(Listagens de localização de elementos)
# # # #

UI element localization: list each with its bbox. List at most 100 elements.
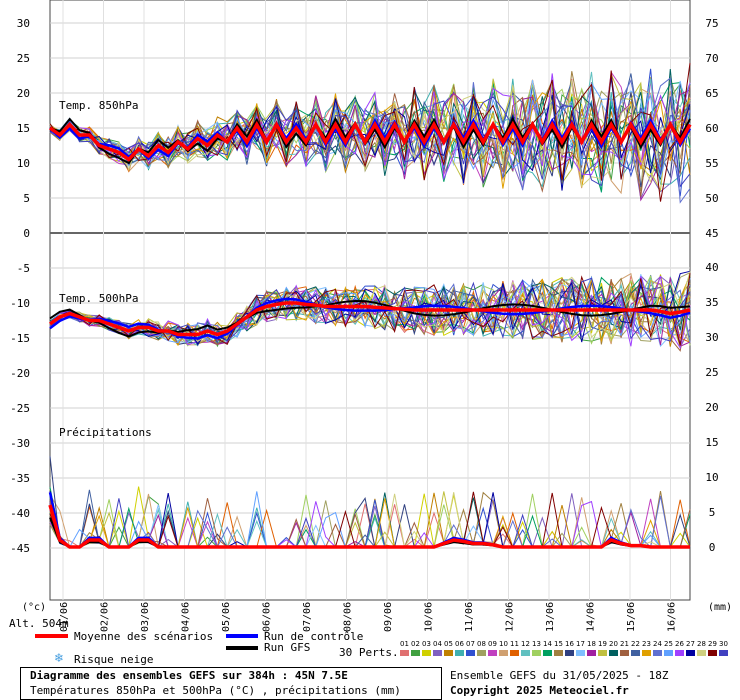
- right-tick-label: 25: [705, 366, 718, 379]
- pert-number: 29: [708, 640, 717, 648]
- pert-number: 28: [697, 640, 706, 648]
- pert-swatch: [444, 650, 453, 656]
- right-tick-label: 75: [705, 17, 718, 30]
- legend-gfs-label: Run GFS: [264, 641, 311, 654]
- pert-number: 03: [422, 640, 431, 648]
- date-tick-label: 11/06: [464, 602, 475, 632]
- pert-swatch: [664, 650, 673, 656]
- date-tick-label: 03/06: [140, 602, 151, 632]
- date-tick-label: 10/06: [424, 602, 435, 632]
- pert-number: 30: [719, 640, 728, 648]
- pert-swatch: [422, 650, 431, 656]
- member-t850-line: [49, 92, 691, 189]
- legend-mean-swatch: [35, 634, 68, 638]
- t500-panel-label: Temp. 500hPa: [59, 292, 138, 305]
- pert-swatch: [455, 650, 464, 656]
- pert-number: 23: [642, 640, 651, 648]
- pert-swatch: [697, 650, 706, 656]
- pert-number: 19: [598, 640, 607, 648]
- pert-swatch: [565, 650, 574, 656]
- footer-subtitle: Températures 850hPa et 500hPa (°C) , pré…: [30, 684, 401, 697]
- right-tick-label: 0: [709, 541, 716, 554]
- date-tick-label: 05/06: [221, 602, 232, 632]
- pert-swatch: [576, 650, 585, 656]
- pert-number: 11: [510, 640, 519, 648]
- pert-number: 06: [455, 640, 464, 648]
- pert-swatch: [510, 650, 519, 656]
- legend-mean-label: Moyenne des scénarios: [74, 630, 214, 643]
- pert-number: 04: [433, 640, 442, 648]
- pert-swatch: [400, 650, 409, 656]
- right-tick-label: 10: [705, 471, 718, 484]
- left-tick-label: 30: [17, 17, 30, 30]
- t850-panel-label: Temp. 850hPa: [59, 99, 138, 112]
- right-tick-label: 20: [705, 401, 718, 414]
- pert-number: 01: [400, 640, 409, 648]
- left-tick-label: -45: [10, 542, 30, 555]
- pert-swatch: [609, 650, 618, 656]
- member-t850-line: [49, 81, 691, 180]
- member-t500-line: [49, 279, 691, 348]
- pert-swatch: [642, 650, 651, 656]
- pert-swatch: [466, 650, 475, 656]
- legend-gfs-swatch: [226, 646, 258, 650]
- pert-number: 18: [587, 640, 596, 648]
- date-tick-label: 14/06: [586, 602, 597, 632]
- legend-perts-label: 30 Perts.: [339, 646, 399, 659]
- pert-swatch: [433, 650, 442, 656]
- pert-swatch: [521, 650, 530, 656]
- pert-swatch: [554, 650, 563, 656]
- right-tick-label: 50: [705, 192, 718, 205]
- pert-swatch: [488, 650, 497, 656]
- legend-snow-label: Risque neige: [74, 653, 154, 666]
- footer-run: Ensemble GEFS du 31/05/2025 - 18Z: [450, 669, 669, 682]
- footer-title: Diagramme des ensembles GEFS sur 384h : …: [30, 669, 348, 682]
- mean-t500-line: [48, 301, 691, 337]
- right-tick-label: 40: [705, 261, 718, 274]
- date-tick-label: 04/06: [181, 602, 192, 632]
- left-tick-label: 15: [17, 122, 30, 135]
- right-tick-label: 30: [705, 331, 718, 344]
- pert-swatch: [587, 650, 596, 656]
- snowflake-icon: ❄: [54, 651, 65, 665]
- right-tick-label: 65: [705, 87, 718, 100]
- pert-swatch: [675, 650, 684, 656]
- right-tick-label: 35: [705, 296, 718, 309]
- date-tick-label: 15/06: [626, 602, 637, 632]
- right-tick-label: 45: [705, 227, 718, 240]
- left-tick-label: 0: [23, 227, 30, 240]
- pert-swatch: [411, 650, 420, 656]
- pert-swatch: [620, 650, 629, 656]
- legend-control-swatch: [226, 634, 258, 638]
- date-tick-label: 12/06: [505, 602, 516, 632]
- pert-swatch: [499, 650, 508, 656]
- left-tick-label: 10: [17, 157, 30, 170]
- pert-swatch: [631, 650, 640, 656]
- left-tick-label: -15: [10, 332, 30, 345]
- mean-precip-line: [48, 504, 690, 549]
- pert-number: 17: [576, 640, 585, 648]
- pert-number: 25: [664, 640, 673, 648]
- date-tick-label: 16/06: [667, 602, 678, 632]
- altitude-label: Alt. 504m: [9, 617, 69, 630]
- right-tick-label: 55: [705, 157, 718, 170]
- pert-number: 15: [554, 640, 563, 648]
- pert-number: 02: [411, 640, 420, 648]
- pert-number: 08: [477, 640, 486, 648]
- date-tick-label: 07/06: [302, 602, 313, 632]
- pert-number: 16: [565, 640, 574, 648]
- precip-panel-label: Précipitations: [59, 426, 152, 439]
- pert-swatch: [653, 650, 662, 656]
- left-tick-label: -35: [10, 472, 30, 485]
- left-tick-label: -25: [10, 402, 30, 415]
- gfs-run-t500-line: [49, 299, 691, 338]
- member-t500-line: [49, 270, 691, 346]
- date-tick-label: 01/06: [59, 602, 70, 632]
- left-tick-label: -20: [10, 367, 30, 380]
- pert-number: 12: [521, 640, 530, 648]
- left-tick-label: -30: [10, 437, 30, 450]
- left-tick-label: 25: [17, 52, 30, 65]
- pert-swatch: [686, 650, 695, 656]
- left-tick-label: 5: [23, 192, 30, 205]
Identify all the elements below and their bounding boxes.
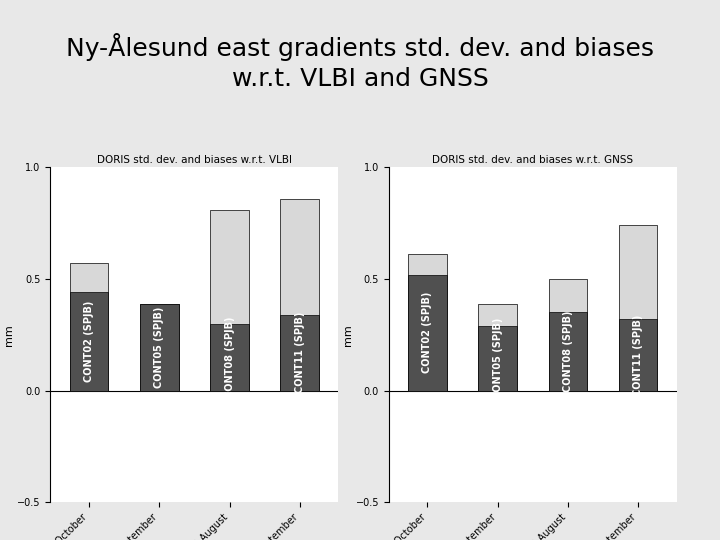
Bar (478, 303, 517, 390)
Bar (619, 319, 657, 390)
Title: DORIS std. dev. and biases w.r.t. VLBI: DORIS std. dev. and biases w.r.t. VLBI (97, 155, 292, 165)
Bar (408, 274, 446, 390)
Bar (281, 315, 319, 390)
Text: CONT05 (SPJB): CONT05 (SPJB) (492, 318, 503, 399)
Text: CONT08 (SPJB): CONT08 (SPJB) (563, 311, 573, 392)
Bar (70, 292, 108, 390)
Bar (549, 279, 588, 390)
Bar (70, 264, 108, 390)
Text: CONT02 (SPJB): CONT02 (SPJB) (84, 301, 94, 382)
Text: Ny-Ålesund east gradients std. dev. and biases
w.r.t. VLBI and GNSS: Ny-Ålesund east gradients std. dev. and … (66, 33, 654, 91)
Bar (140, 303, 179, 390)
Bar (549, 313, 588, 390)
Bar (210, 323, 249, 390)
Bar (210, 210, 249, 390)
Text: CONT08 (SPJB): CONT08 (SPJB) (225, 316, 235, 398)
Text: CONT05 (SPJB): CONT05 (SPJB) (154, 306, 164, 388)
Bar (408, 254, 446, 390)
Bar (281, 199, 319, 390)
Text: CONT11 (SPJB): CONT11 (SPJB) (633, 314, 643, 396)
Bar (619, 225, 657, 390)
Y-axis label: mm: mm (343, 324, 353, 346)
Text: CONT02 (SPJB): CONT02 (SPJB) (423, 292, 433, 373)
Title: DORIS std. dev. and biases w.r.t. GNSS: DORIS std. dev. and biases w.r.t. GNSS (432, 155, 634, 165)
Bar (478, 326, 517, 390)
Y-axis label: mm: mm (4, 324, 14, 346)
Text: CONT11 (SPJB): CONT11 (SPJB) (294, 312, 305, 393)
Bar (140, 303, 179, 390)
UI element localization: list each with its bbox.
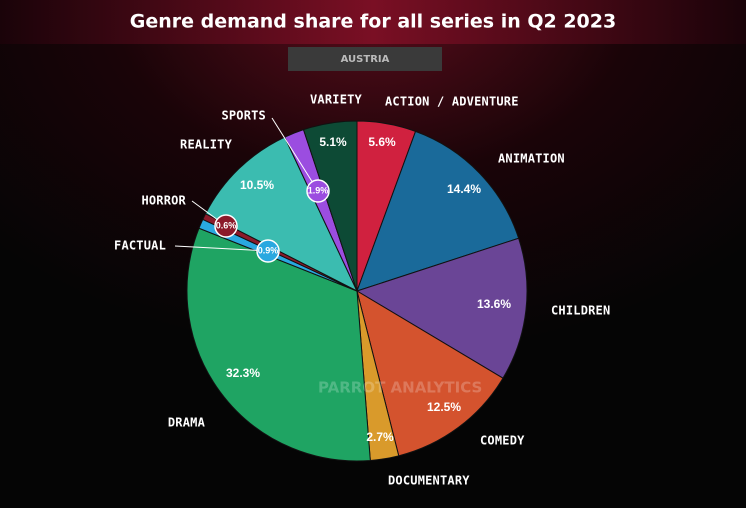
value-label: 10.5% [240,178,274,192]
category-label: CHILDREN [551,304,610,318]
category-label: DOCUMENTARY [388,474,470,488]
category-label: VARIETY [310,93,363,107]
pie-slice [355,237,528,379]
value-label: 5.1% [319,135,347,149]
category-label: SPORTS [221,109,266,123]
value-badge [306,179,330,203]
leader-line [271,117,319,192]
leader-line [174,245,269,252]
pie-slice [302,120,358,292]
category-label: REALITY [180,138,233,152]
chart-subtitle: AUSTRIA [341,54,390,65]
value-label: 0.6% [216,220,237,230]
title-bar [0,0,746,44]
category-label: COMEDY [480,434,525,448]
subtitle-box [288,47,442,71]
category-label: DRAMA [168,416,206,430]
value-label: 0.9% [258,245,279,255]
pie: 5.6% ACTION / ADVENTURE 14.4% ANIMATION 13.6… [114,93,610,488]
category-label: FACTUAL [114,239,166,253]
watermark: PARROT ANALYTICS [318,379,482,397]
pie-slice [356,289,504,457]
value-label: 2.7% [366,430,394,444]
category-label: ANIMATION [498,152,565,166]
value-label: 12.5% [427,400,461,414]
category-label: ACTION / ADVENTURE [385,95,519,109]
value-label: 14.4% [447,182,481,196]
value-label: 32.3% [226,366,260,380]
value-badge [214,214,238,238]
value-badge [256,239,280,263]
value-label: 1.9% [308,185,329,195]
value-label: 13.6% [477,297,511,311]
value-label: 5.6% [368,135,396,149]
chart-title: Genre demand share for all series in Q2 … [130,11,616,33]
pie-slice [204,136,359,293]
category-label: HORROR [141,194,186,208]
pie-slice [186,227,371,462]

# # # #

TAREFA A RESOLVER:
Conte quantas linhas dos dados acima contêm a sequência "SPJB" e informe apenas o número.

RESULTADO DO EXERCÍCIO:
8